• PROBLEM STATEMENT
Reproduce each of the following records verbatim, keeping every line in its original order.

• STORED ROWS

<<<<

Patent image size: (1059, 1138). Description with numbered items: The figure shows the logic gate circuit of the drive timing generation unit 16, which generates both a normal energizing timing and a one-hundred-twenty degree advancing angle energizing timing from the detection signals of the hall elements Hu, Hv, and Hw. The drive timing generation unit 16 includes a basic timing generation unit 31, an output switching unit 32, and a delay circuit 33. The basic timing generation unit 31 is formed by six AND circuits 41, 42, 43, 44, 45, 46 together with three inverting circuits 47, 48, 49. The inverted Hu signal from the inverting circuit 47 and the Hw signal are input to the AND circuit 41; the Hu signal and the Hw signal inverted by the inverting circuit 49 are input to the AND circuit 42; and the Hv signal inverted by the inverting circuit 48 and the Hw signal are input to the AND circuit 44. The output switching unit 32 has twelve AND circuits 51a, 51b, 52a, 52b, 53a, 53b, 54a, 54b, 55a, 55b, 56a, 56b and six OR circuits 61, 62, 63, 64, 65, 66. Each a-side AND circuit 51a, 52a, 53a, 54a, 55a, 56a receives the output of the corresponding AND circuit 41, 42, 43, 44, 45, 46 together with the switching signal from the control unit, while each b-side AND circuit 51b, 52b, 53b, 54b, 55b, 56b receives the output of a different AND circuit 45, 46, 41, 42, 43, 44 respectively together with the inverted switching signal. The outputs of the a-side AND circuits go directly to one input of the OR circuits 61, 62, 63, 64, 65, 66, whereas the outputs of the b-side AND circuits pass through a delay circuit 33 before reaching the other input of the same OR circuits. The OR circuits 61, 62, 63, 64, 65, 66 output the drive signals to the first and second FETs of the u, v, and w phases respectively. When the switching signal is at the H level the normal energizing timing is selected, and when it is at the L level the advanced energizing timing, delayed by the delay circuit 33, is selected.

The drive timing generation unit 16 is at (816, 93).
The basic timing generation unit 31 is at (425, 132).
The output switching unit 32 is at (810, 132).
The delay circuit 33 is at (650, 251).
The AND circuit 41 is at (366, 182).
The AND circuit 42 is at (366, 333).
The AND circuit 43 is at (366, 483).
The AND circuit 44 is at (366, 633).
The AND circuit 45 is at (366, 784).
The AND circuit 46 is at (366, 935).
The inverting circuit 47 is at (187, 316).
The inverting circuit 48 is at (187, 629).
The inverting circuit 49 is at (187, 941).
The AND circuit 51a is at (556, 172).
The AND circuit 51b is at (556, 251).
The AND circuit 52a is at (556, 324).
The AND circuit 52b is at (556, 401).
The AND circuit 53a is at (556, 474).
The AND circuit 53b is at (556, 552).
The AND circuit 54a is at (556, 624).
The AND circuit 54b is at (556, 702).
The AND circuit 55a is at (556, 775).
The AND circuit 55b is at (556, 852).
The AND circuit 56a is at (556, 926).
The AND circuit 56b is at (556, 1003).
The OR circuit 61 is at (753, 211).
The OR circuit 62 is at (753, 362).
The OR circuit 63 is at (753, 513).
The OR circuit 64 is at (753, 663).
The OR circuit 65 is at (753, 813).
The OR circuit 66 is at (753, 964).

>>>>

• RESULT OF THE EXERCISE
Patent image size: (1059, 1138). Description with numbered items: The figure shows the logic gate circuit of the drive timing generation unit 16, which generates both a normal energizing timing and a one-hundred-twenty degree advancing angle energizing timing from the detection signals of the hall elements Hu, Hv, and Hw. The drive timing generation unit 16 includes a basic timing generation unit 31, an output switching unit 32, and a delay circuit 33. The basic timing generation unit 31 is formed by six AND circuits 41, 42, 43, 44, 45, 46 together with three inverting circuits 47, 48, 49. The inverted Hu signal from the inverting circuit 47 and the Hw signal are input to the AND circuit 41; the Hu signal and the Hw signal inverted by the inverting circuit 49 are input to the AND circuit 42; and the Hv signal inverted by the inverting circuit 48 and the Hw signal are input to the AND circuit 44. The output switching unit 32 has twelve AND circuits 51a, 51b, 52a, 52b, 53a, 53b, 54a, 54b, 55a, 55b, 56a, 56b and six OR circuits 61, 62, 63, 64, 65, 66. Each a-side AND circuit 51a, 52a, 53a, 54a, 55a, 56a receives the output of the corresponding AND circuit 41, 42, 43, 44, 45, 46 together with the switching signal from the control unit, while each b-side AND circuit 51b, 52b, 53b, 54b, 55b, 56b receives the output of a different AND circuit 45, 46, 41, 42, 43, 44 respectively together with the inverted switching signal. The outputs of the a-side AND circuits go directly to one input of the OR circuits 61, 62, 63, 64, 65, 66, whereas the outputs of the b-side AND circuits pass through a delay circuit 33 before reaching the other input of the same OR circuits. The OR circuits 61, 62, 63, 64, 65, 66 output the drive signals to the first and second FETs of the u, v, and w phases respectively. When the switching signal is at the H level the normal energizing timing is selected, and when it is at the L level the advanced energizing timing, delayed by the delay circuit 33, is selected.

The drive timing generation unit 16 is at (816, 93).
The basic timing generation unit 31 is at (425, 132).
The output switching unit 32 is at (810, 132).
The delay circuit 33 is at (650, 251).
The AND circuit 41 is at (366, 182).
The AND circuit 42 is at (366, 333).
The AND circuit 43 is at (366, 483).
The AND circuit 44 is at (366, 633).
The AND circuit 45 is at (366, 784).
The AND circuit 46 is at (366, 935).
The inverting circuit 47 is at (187, 316).
The inverting circuit 48 is at (187, 629).
The inverting circuit 49 is at (187, 941).
The AND circuit 51a is at (556, 172).
The AND circuit 51b is at (556, 251).
The AND circuit 52a is at (556, 324).
The AND circuit 52b is at (556, 401).
The AND circuit 53a is at (556, 474).
The AND circuit 53b is at (556, 552).
The AND circuit 54a is at (556, 624).
The AND circuit 54b is at (556, 702).
The AND circuit 55a is at (556, 775).
The AND circuit 55b is at (556, 852).
The AND circuit 56a is at (556, 926).
The AND circuit 56b is at (556, 1003).
The OR circuit 61 is at (753, 211).
The OR circuit 62 is at (753, 362).
The OR circuit 63 is at (753, 513).
The OR circuit 64 is at (753, 663).
The OR circuit 65 is at (753, 813).
The OR circuit 66 is at (753, 964).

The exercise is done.